# DATA ROWS:

▬▬▬▬▬▬

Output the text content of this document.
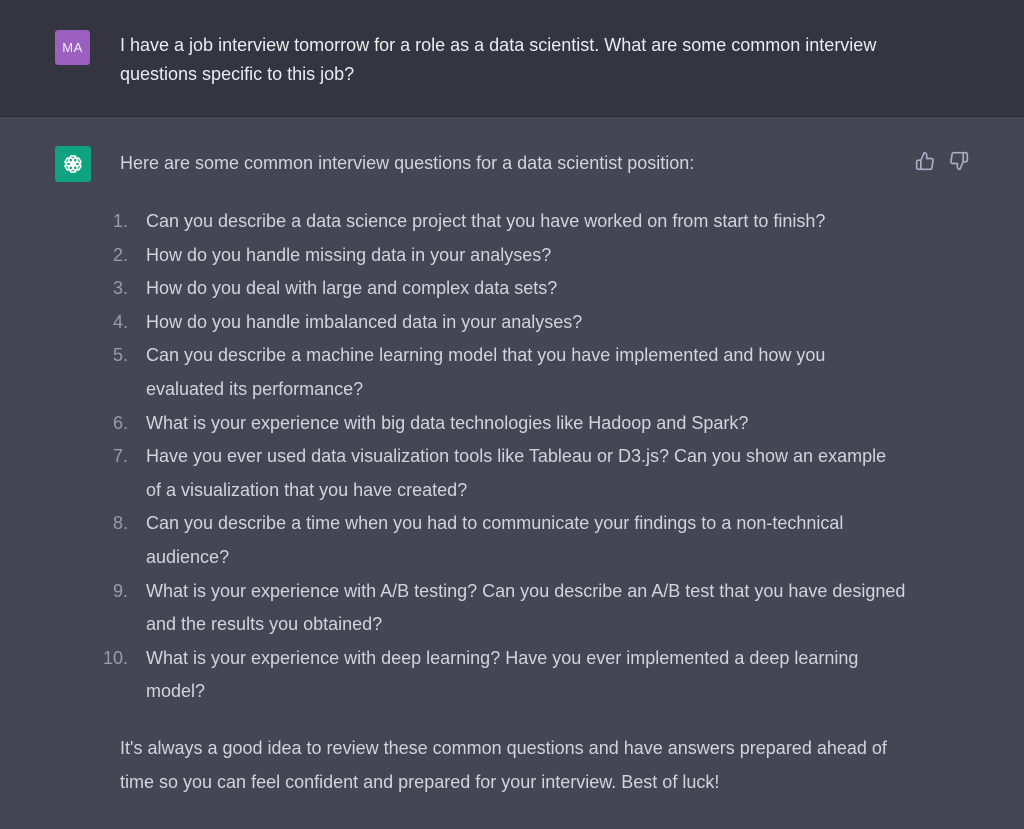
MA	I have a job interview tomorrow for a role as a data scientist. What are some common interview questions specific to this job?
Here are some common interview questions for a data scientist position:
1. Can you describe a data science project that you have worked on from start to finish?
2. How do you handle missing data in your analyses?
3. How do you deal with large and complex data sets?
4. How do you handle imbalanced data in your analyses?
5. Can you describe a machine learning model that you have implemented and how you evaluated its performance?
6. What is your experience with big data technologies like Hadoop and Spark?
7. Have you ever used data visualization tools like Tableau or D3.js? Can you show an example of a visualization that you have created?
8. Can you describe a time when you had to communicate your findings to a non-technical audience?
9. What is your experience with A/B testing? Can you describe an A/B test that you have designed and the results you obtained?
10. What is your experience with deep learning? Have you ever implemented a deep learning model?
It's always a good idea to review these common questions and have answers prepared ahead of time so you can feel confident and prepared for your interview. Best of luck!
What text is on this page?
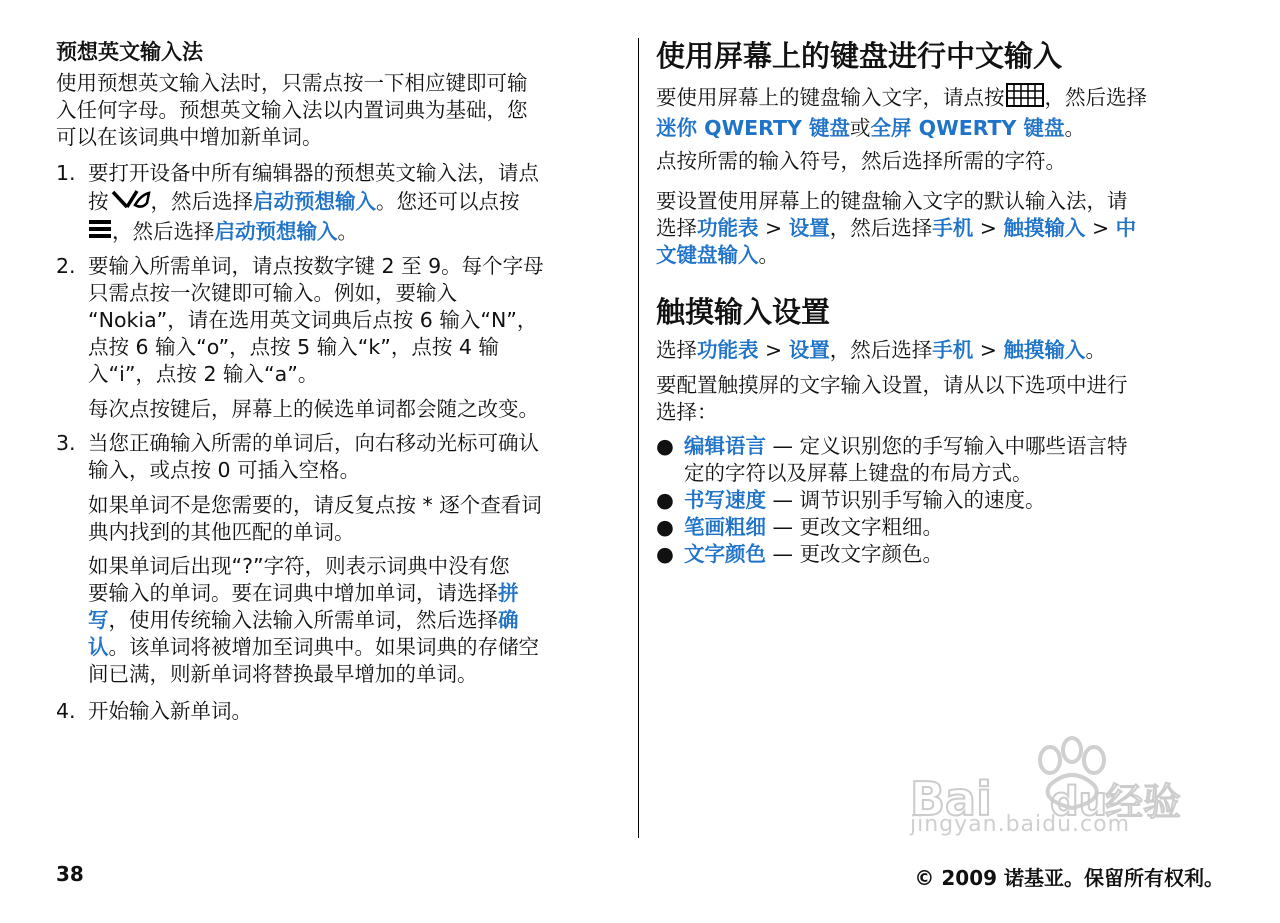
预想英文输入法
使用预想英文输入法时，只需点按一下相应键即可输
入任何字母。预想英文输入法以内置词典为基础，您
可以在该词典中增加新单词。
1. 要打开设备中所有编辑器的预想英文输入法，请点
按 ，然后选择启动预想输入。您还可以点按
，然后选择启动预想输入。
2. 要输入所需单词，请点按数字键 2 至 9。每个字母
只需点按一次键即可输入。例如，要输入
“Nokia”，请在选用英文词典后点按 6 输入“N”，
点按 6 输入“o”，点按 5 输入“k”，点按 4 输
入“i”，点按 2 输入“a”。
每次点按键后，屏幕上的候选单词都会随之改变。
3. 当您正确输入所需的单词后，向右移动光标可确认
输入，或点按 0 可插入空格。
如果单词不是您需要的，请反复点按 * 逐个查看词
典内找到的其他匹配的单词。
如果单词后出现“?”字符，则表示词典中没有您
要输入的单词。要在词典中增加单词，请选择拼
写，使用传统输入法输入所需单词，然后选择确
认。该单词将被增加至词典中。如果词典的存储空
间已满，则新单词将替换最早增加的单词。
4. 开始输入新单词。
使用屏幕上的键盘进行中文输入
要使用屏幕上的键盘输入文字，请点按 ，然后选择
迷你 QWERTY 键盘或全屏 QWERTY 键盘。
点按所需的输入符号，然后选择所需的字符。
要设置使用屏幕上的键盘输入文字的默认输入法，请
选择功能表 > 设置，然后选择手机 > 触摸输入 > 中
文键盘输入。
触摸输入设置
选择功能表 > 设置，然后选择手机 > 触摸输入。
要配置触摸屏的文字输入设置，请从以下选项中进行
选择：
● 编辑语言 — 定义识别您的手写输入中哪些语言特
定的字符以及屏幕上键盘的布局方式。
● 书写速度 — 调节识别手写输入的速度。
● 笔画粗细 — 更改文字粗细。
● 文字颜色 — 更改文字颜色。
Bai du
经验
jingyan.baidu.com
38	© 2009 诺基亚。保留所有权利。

▬▬▬▬▬▬

# TASK DESCRIPTION:
Find each line with the string "然后选择手机" and copy it out.

# TASK RESULT:
选择功能表 > 设置，然后选择手机 > 触摸输入 > 中
选择功能表 > 设置，然后选择手机 > 触摸输入。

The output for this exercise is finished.